═════ SUPPLIED DATA
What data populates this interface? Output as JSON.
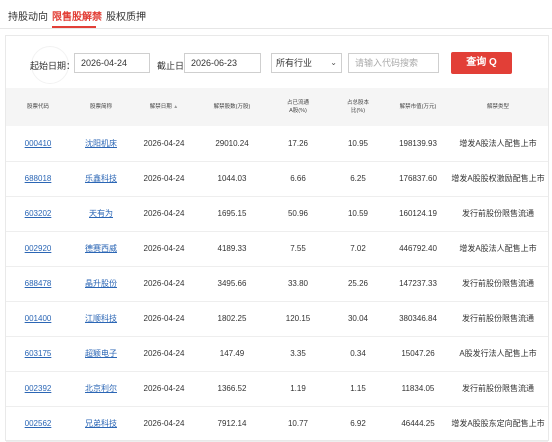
{
  "tabs": [
    {
      "label": "持股动向"
    },
    {
      "label": "限售股解禁"
    },
    {
      "label": "股权质押"
    }
  ],
  "filter": {
    "start_label": "起始日期：",
    "start_value": "2026-04-24",
    "end_label": "截止日期：",
    "end_value": "2026-06-23",
    "industry_value": "所有行业",
    "search_placeholder": "请输入代码搜索",
    "query_label": "查询 Q"
  },
  "table": {
    "headers": {
      "code": "股票代码",
      "name": "股票简称",
      "date": "解禁日期",
      "shares_1": "解禁股数",
      "shares_2": "(万股)",
      "float_pct_1": "占已流通",
      "float_pct_2": "A股(%)",
      "total_pct_1": "占总股本",
      "total_pct_2": "比(%)",
      "value_1": "解禁市值",
      "value_2": "(万元)",
      "type": "解禁类型"
    },
    "rows": [
      {
        "code": "000410",
        "name": "沈阳机床",
        "date": "2026-04-24",
        "shares": "29010.24",
        "float_pct": "17.26",
        "total_pct": "10.95",
        "value": "198139.93",
        "type": "增发A股法人配售上市"
      },
      {
        "code": "688018",
        "name": "乐鑫科技",
        "date": "2026-04-24",
        "shares": "1044.03",
        "float_pct": "6.66",
        "total_pct": "6.25",
        "value": "176837.60",
        "type": "增发A股股权激励配售上市"
      },
      {
        "code": "603202",
        "name": "天有为",
        "date": "2026-04-24",
        "shares": "1695.15",
        "float_pct": "50.96",
        "total_pct": "10.59",
        "value": "160124.19",
        "type": "发行前股份限售流通"
      },
      {
        "code": "002920",
        "name": "德赛西威",
        "date": "2026-04-24",
        "shares": "4189.33",
        "float_pct": "7.55",
        "total_pct": "7.02",
        "value": "446792.40",
        "type": "增发A股法人配售上市"
      },
      {
        "code": "688478",
        "name": "晶升股份",
        "date": "2026-04-24",
        "shares": "3495.66",
        "float_pct": "33.80",
        "total_pct": "25.26",
        "value": "147237.33",
        "type": "发行前股份限售流通"
      },
      {
        "code": "001400",
        "name": "江顺科技",
        "date": "2026-04-24",
        "shares": "1802.25",
        "float_pct": "120.15",
        "total_pct": "30.04",
        "value": "380346.84",
        "type": "发行前股份限售流通"
      },
      {
        "code": "603175",
        "name": "超颖电子",
        "date": "2026-04-24",
        "shares": "147.49",
        "float_pct": "3.35",
        "total_pct": "0.34",
        "value": "15047.26",
        "type": "A股发行法人配售上市"
      },
      {
        "code": "002392",
        "name": "北京利尔",
        "date": "2026-04-24",
        "shares": "1366.52",
        "float_pct": "1.19",
        "total_pct": "1.15",
        "value": "11834.05",
        "type": "发行前股份限售流通"
      },
      {
        "code": "002562",
        "name": "兄弟科技",
        "date": "2026-04-24",
        "shares": "7912.14",
        "float_pct": "10.77",
        "total_pct": "6.92",
        "value": "46444.25",
        "type": "增发A股股东定向配售上市"
      }
    ]
  }
}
══════════
WHAT IS EXPECTED
Write out every entry again word for word, without any of the pictures.

RESPONSE TO THIS EXERCISE
What data populates this interface? Output as JSON.
{
  "tabs": [
    {
      "label": "持股动向"
    },
    {
      "label": "限售股解禁"
    },
    {
      "label": "股权质押"
    }
  ],
  "filter": {
    "start_label": "起始日期：",
    "start_value": "2026-04-24",
    "end_label": "截止日期：",
    "end_value": "2026-06-23",
    "industry_value": "所有行业",
    "search_placeholder": "请输入代码搜索",
    "query_label": "查询 Q"
  },
  "table": {
    "headers": {
      "code": "股票代码",
      "name": "股票简称",
      "date": "解禁日期",
      "shares_1": "解禁股数",
      "shares_2": "(万股)",
      "float_pct_1": "占已流通",
      "float_pct_2": "A股(%)",
      "total_pct_1": "占总股本",
      "total_pct_2": "比(%)",
      "value_1": "解禁市值",
      "value_2": "(万元)",
      "type": "解禁类型"
    },
    "rows": [
      {
        "code": "000410",
        "name": "沈阳机床",
        "date": "2026-04-24",
        "shares": "29010.24",
        "float_pct": "17.26",
        "total_pct": "10.95",
        "value": "198139.93",
        "type": "增发A股法人配售上市"
      },
      {
        "code": "688018",
        "name": "乐鑫科技",
        "date": "2026-04-24",
        "shares": "1044.03",
        "float_pct": "6.66",
        "total_pct": "6.25",
        "value": "176837.60",
        "type": "增发A股股权激励配售上市"
      },
      {
        "code": "603202",
        "name": "天有为",
        "date": "2026-04-24",
        "shares": "1695.15",
        "float_pct": "50.96",
        "total_pct": "10.59",
        "value": "160124.19",
        "type": "发行前股份限售流通"
      },
      {
        "code": "002920",
        "name": "德赛西威",
        "date": "2026-04-24",
        "shares": "4189.33",
        "float_pct": "7.55",
        "total_pct": "7.02",
        "value": "446792.40",
        "type": "增发A股法人配售上市"
      },
      {
        "code": "688478",
        "name": "晶升股份",
        "date": "2026-04-24",
        "shares": "3495.66",
        "float_pct": "33.80",
        "total_pct": "25.26",
        "value": "147237.33",
        "type": "发行前股份限售流通"
      },
      {
        "code": "001400",
        "name": "江顺科技",
        "date": "2026-04-24",
        "shares": "1802.25",
        "float_pct": "120.15",
        "total_pct": "30.04",
        "value": "380346.84",
        "type": "发行前股份限售流通"
      },
      {
        "code": "603175",
        "name": "超颖电子",
        "date": "2026-04-24",
        "shares": "147.49",
        "float_pct": "3.35",
        "total_pct": "0.34",
        "value": "15047.26",
        "type": "A股发行法人配售上市"
      },
      {
        "code": "002392",
        "name": "北京利尔",
        "date": "2026-04-24",
        "shares": "1366.52",
        "float_pct": "1.19",
        "total_pct": "1.15",
        "value": "11834.05",
        "type": "发行前股份限售流通"
      },
      {
        "code": "002562",
        "name": "兄弟科技",
        "date": "2026-04-24",
        "shares": "7912.14",
        "float_pct": "10.77",
        "total_pct": "6.92",
        "value": "46444.25",
        "type": "增发A股股东定向配售上市"
      }
    ]
  }
}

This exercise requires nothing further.